#### [Task brief]
Repeat every one of the records below word for word, keeping each line unchanged. Leave the pictures out of your answer.

#### [Supplied records]
────────────────────────────────────────

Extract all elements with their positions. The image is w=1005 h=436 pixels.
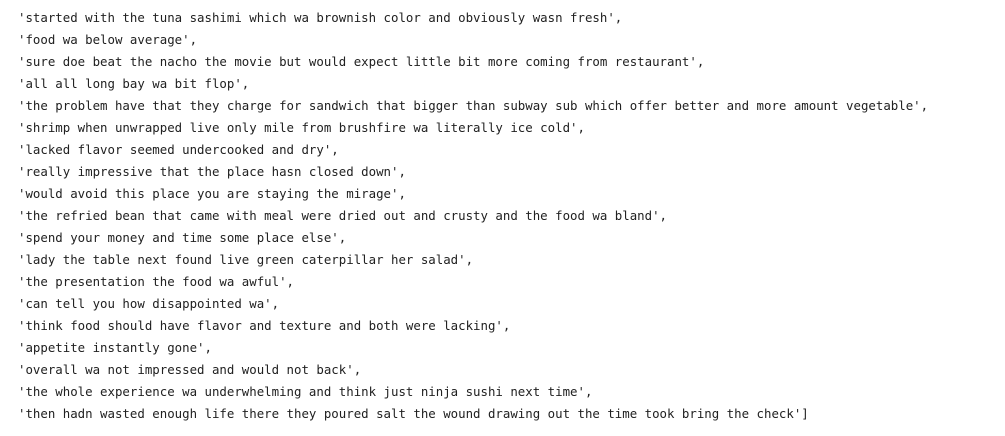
output-line: 'shrimp when unwrapped live only mile fr…	[18, 120, 585, 135]
output-line: 'the problem have that they charge for s…	[18, 98, 929, 113]
output-line: 'think food should have flavor and textu…	[18, 318, 511, 333]
output-line: 'really impressive that the place hasn c…	[18, 164, 406, 179]
output-line: 'started with the tuna sashimi which wa …	[18, 10, 623, 25]
cell-output-area: 'started with the tuna sashimi which wa …	[0, 0, 1005, 436]
output-line: 'would avoid this place you are staying …	[18, 186, 406, 201]
output-line: 'lacked flavor seemed undercooked and dr…	[18, 142, 339, 157]
output-line: 'overall wa not impressed and would not …	[18, 362, 362, 377]
output-line: 'the whole experience wa underwhelming a…	[18, 384, 593, 399]
output-line: 'all all long bay wa bit flop',	[18, 76, 250, 91]
output-line: 'sure doe beat the nacho the movie but w…	[18, 54, 705, 69]
output-line: 'then hadn wasted enough life there they…	[18, 406, 809, 421]
output-line: 'the refried bean that came with meal we…	[18, 208, 668, 223]
output-line: 'appetite instantly gone',	[18, 340, 212, 355]
output-line: 'can tell you how disappointed wa',	[18, 296, 280, 311]
output-text: 'started with the tuna sashimi which wa …	[18, 7, 1005, 425]
output-line: 'the presentation the food wa awful',	[18, 274, 295, 289]
output-line: 'lady the table next found live green ca…	[18, 252, 474, 267]
output-line: 'food wa below average',	[18, 32, 198, 47]
output-line: 'spend your money and time some place el…	[18, 230, 347, 245]
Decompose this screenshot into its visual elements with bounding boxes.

────────────────────────────────────────

#### [Reply to the exercise]
Extract all elements with their positions. The image is w=1005 h=436 pixels.
output-line: 'shrimp when unwrapped live only mile fr…	[18, 120, 585, 135]
output-line: 'the problem have that they charge for s…	[18, 98, 929, 113]
output-line: 'think food should have flavor and textu…	[18, 318, 511, 333]
output-line: 'really impressive that the place hasn c…	[18, 164, 406, 179]
output-line: 'started with the tuna sashimi which wa …	[18, 10, 623, 25]
cell-output-area: 'started with the tuna sashimi which wa …	[0, 0, 1005, 436]
output-line: 'would avoid this place you are staying …	[18, 186, 406, 201]
output-line: 'lacked flavor seemed undercooked and dr…	[18, 142, 339, 157]
output-line: 'overall wa not impressed and would not …	[18, 362, 362, 377]
output-line: 'the whole experience wa underwhelming a…	[18, 384, 593, 399]
output-line: 'all all long bay wa bit flop',	[18, 76, 250, 91]
output-line: 'sure doe beat the nacho the movie but w…	[18, 54, 705, 69]
output-line: 'then hadn wasted enough life there they…	[18, 406, 809, 421]
output-line: 'the refried bean that came with meal we…	[18, 208, 668, 223]
output-line: 'appetite instantly gone',	[18, 340, 212, 355]
output-line: 'can tell you how disappointed wa',	[18, 296, 280, 311]
output-text: 'started with the tuna sashimi which wa …	[18, 7, 1005, 425]
output-line: 'the presentation the food wa awful',	[18, 274, 295, 289]
output-line: 'lady the table next found live green ca…	[18, 252, 474, 267]
output-line: 'food wa below average',	[18, 32, 198, 47]
output-line: 'spend your money and time some place el…	[18, 230, 347, 245]
Decompose this screenshot into its visual elements with bounding boxes.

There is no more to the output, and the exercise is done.